**Given instruction**
Below is a block of records; reproduce all of them exactly and leave out any pictures.

Source data:
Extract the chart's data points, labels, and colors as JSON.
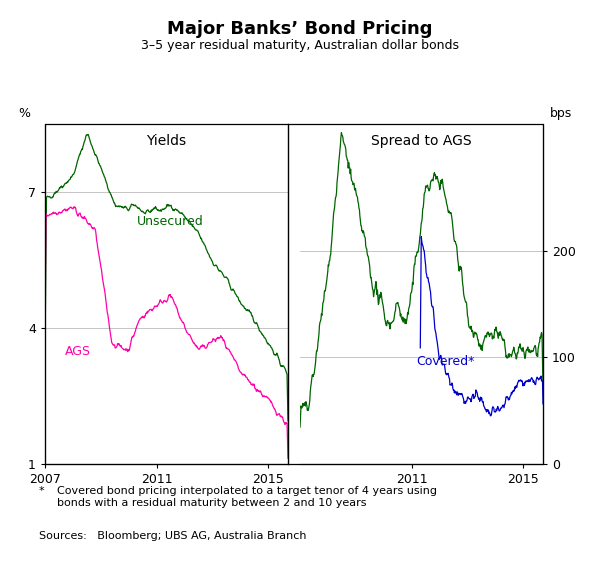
{
  "title": "Major Banks’ Bond Pricing",
  "subtitle": "3–5 year residual maturity, Australian dollar bonds",
  "left_label": "Yields",
  "right_label": "Spread to AGS",
  "left_ylabel": "%",
  "right_ylabel": "bps",
  "footnote_star": "*",
  "footnote_text": "Covered bond pricing interpolated to a target tenor of 4 years using\nbonds with a residual maturity between 2 and 10 years",
  "sources": "Sources:   Bloomberg; UBS AG, Australia Branch",
  "colors": {
    "unsecured": "#006400",
    "ags": "#FF00AA",
    "covered": "#0000CC"
  },
  "left_ylim": [
    1,
    8.5
  ],
  "left_yticks": [
    1,
    4,
    7
  ],
  "right_ylim": [
    0,
    320
  ],
  "right_yticks": [
    0,
    100,
    200
  ],
  "grid_color": "#bbbbbb",
  "left_xticks": [
    2007,
    2011,
    2015
  ],
  "right_xticks": [
    2011,
    2015
  ],
  "left_xlim": [
    2007,
    2015.7
  ],
  "right_xlim": [
    2007,
    2015.7
  ]
}
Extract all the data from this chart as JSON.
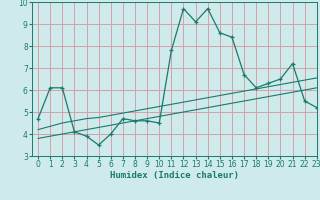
{
  "x": [
    0,
    1,
    2,
    3,
    4,
    5,
    6,
    7,
    8,
    9,
    10,
    11,
    12,
    13,
    14,
    15,
    16,
    17,
    18,
    19,
    20,
    21,
    22,
    23
  ],
  "y_main": [
    4.7,
    6.1,
    6.1,
    4.1,
    3.9,
    3.5,
    4.0,
    4.7,
    4.6,
    4.6,
    4.5,
    7.8,
    9.7,
    9.1,
    9.7,
    8.6,
    8.4,
    6.7,
    6.1,
    6.3,
    6.5,
    7.2,
    5.5,
    5.2
  ],
  "y_trend1": [
    3.8,
    3.9,
    4.0,
    4.1,
    4.2,
    4.3,
    4.4,
    4.5,
    4.6,
    4.7,
    4.8,
    4.9,
    5.0,
    5.1,
    5.2,
    5.3,
    5.4,
    5.5,
    5.6,
    5.7,
    5.8,
    5.9,
    6.0,
    6.1
  ],
  "y_trend2": [
    4.2,
    4.35,
    4.5,
    4.6,
    4.7,
    4.75,
    4.85,
    4.95,
    5.05,
    5.15,
    5.25,
    5.35,
    5.45,
    5.55,
    5.65,
    5.75,
    5.85,
    5.95,
    6.05,
    6.15,
    6.25,
    6.35,
    6.45,
    6.55
  ],
  "line_color": "#1a7a6e",
  "bg_color": "#ceeaea",
  "grid_color": "#d4a0a8",
  "xlabel": "Humidex (Indice chaleur)",
  "ylim": [
    3,
    10
  ],
  "xlim": [
    -0.5,
    23
  ],
  "yticks": [
    3,
    4,
    5,
    6,
    7,
    8,
    9,
    10
  ],
  "xticks": [
    0,
    1,
    2,
    3,
    4,
    5,
    6,
    7,
    8,
    9,
    10,
    11,
    12,
    13,
    14,
    15,
    16,
    17,
    18,
    19,
    20,
    21,
    22,
    23
  ]
}
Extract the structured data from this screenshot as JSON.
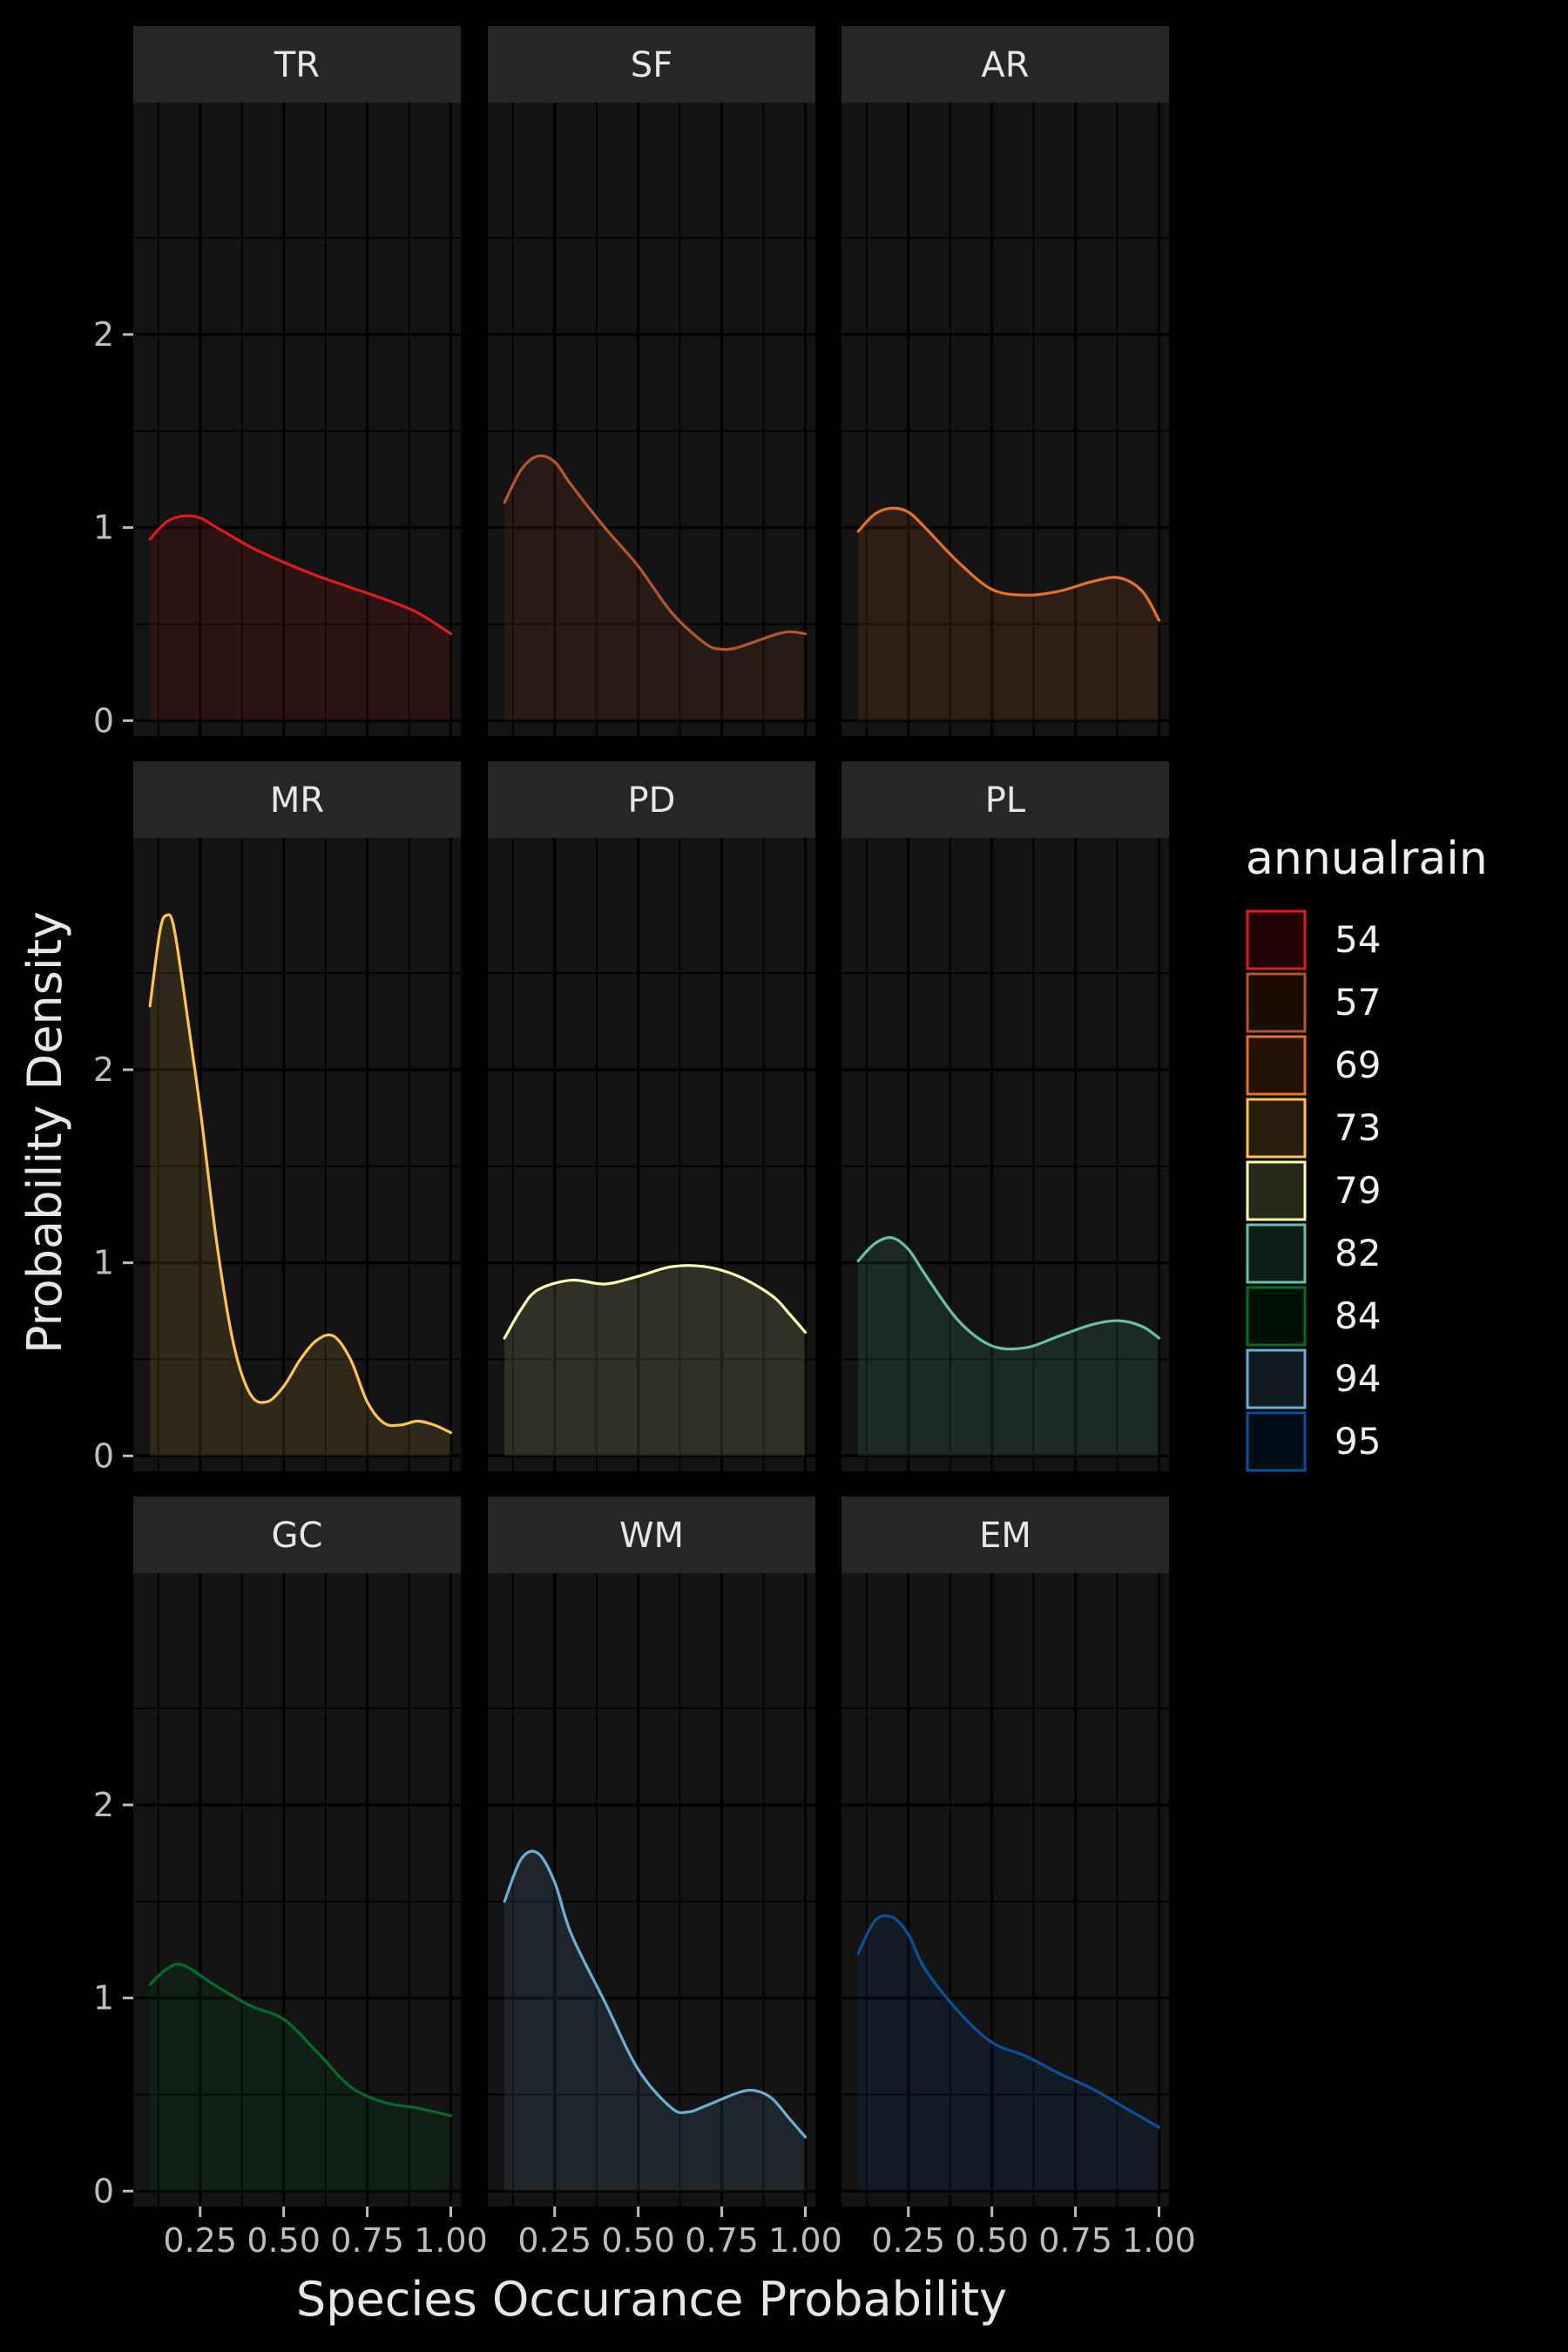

**Written solution**
Extract the chart's data points, labels, and colors as JSON.
{
  "title": "Major Banks’ Bond Pricing",
  "subtitle": "3–5 year residual maturity, Australian dollar bonds",
  "left_label": "Yields",
  "right_label": "Spread to AGS",
  "left_ylabel": "%",
  "right_ylabel": "bps",
  "footnote_star": "*",
  "footnote_text": "Covered bond pricing interpolated to a target tenor of 4 years using\nbonds with a residual maturity between 2 and 10 years",
  "sources": "Sources:   Bloomberg; UBS AG, Australia Branch",
  "colors": {
    "unsecured": "#006400",
    "ags": "#FF00AA",
    "covered": "#0000CC"
  },
  "left_ylim": [
    1,
    8.5
  ],
  "left_yticks": [
    1,
    4,
    7
  ],
  "right_ylim": [
    0,
    320
  ],
  "right_yticks": [
    0,
    100,
    200
  ],
  "grid_color": "#bbbbbb",
  "left_xticks": [
    2007,
    2011,
    2015
  ],
  "right_xticks": [
    2011,
    2015
  ],
  "left_xlim": [
    2007,
    2015.7
  ],
  "right_xlim": [
    2007,
    2015.7
  ]
}
Extract all the data from this chart as JSON.
{
  "x": [
    0,
    1,
    2,
    3,
    4,
    5,
    6,
    7,
    8,
    9,
    10,
    11,
    12,
    13,
    14,
    15,
    16,
    17,
    18,
    19,
    20,
    21,
    22,
    23
  ],
  "y_main": [
    4.7,
    6.1,
    6.1,
    4.1,
    3.9,
    3.5,
    4.0,
    4.7,
    4.6,
    4.6,
    4.5,
    7.8,
    9.7,
    9.1,
    9.7,
    8.6,
    8.4,
    6.7,
    6.1,
    6.3,
    6.5,
    7.2,
    5.5,
    5.2
  ],
  "y_trend1": [
    3.8,
    3.9,
    4.0,
    4.1,
    4.2,
    4.3,
    4.4,
    4.5,
    4.6,
    4.7,
    4.8,
    4.9,
    5.0,
    5.1,
    5.2,
    5.3,
    5.4,
    5.5,
    5.6,
    5.7,
    5.8,
    5.9,
    6.0,
    6.1
  ],
  "y_trend2": [
    4.2,
    4.35,
    4.5,
    4.6,
    4.7,
    4.75,
    4.85,
    4.95,
    5.05,
    5.15,
    5.25,
    5.35,
    5.45,
    5.55,
    5.65,
    5.75,
    5.85,
    5.95,
    6.05,
    6.15,
    6.25,
    6.35,
    6.45,
    6.55
  ],
  "line_color": "#1a7a6e",
  "bg_color": "#ceeaea",
  "grid_color": "#d4a0a8",
  "xlabel": "Humidex (Indice chaleur)",
  "ylim": [
    3,
    10
  ],
  "xlim": [
    -0.5,
    23
  ],
  "yticks": [
    3,
    4,
    5,
    6,
    7,
    8,
    9,
    10
  ],
  "xticks": [
    0,
    1,
    2,
    3,
    4,
    5,
    6,
    7,
    8,
    9,
    10,
    11,
    12,
    13,
    14,
    15,
    16,
    17,
    18,
    19,
    20,
    21,
    22,
    23
  ]
}
Extract the structured data from this screenshot as JSON.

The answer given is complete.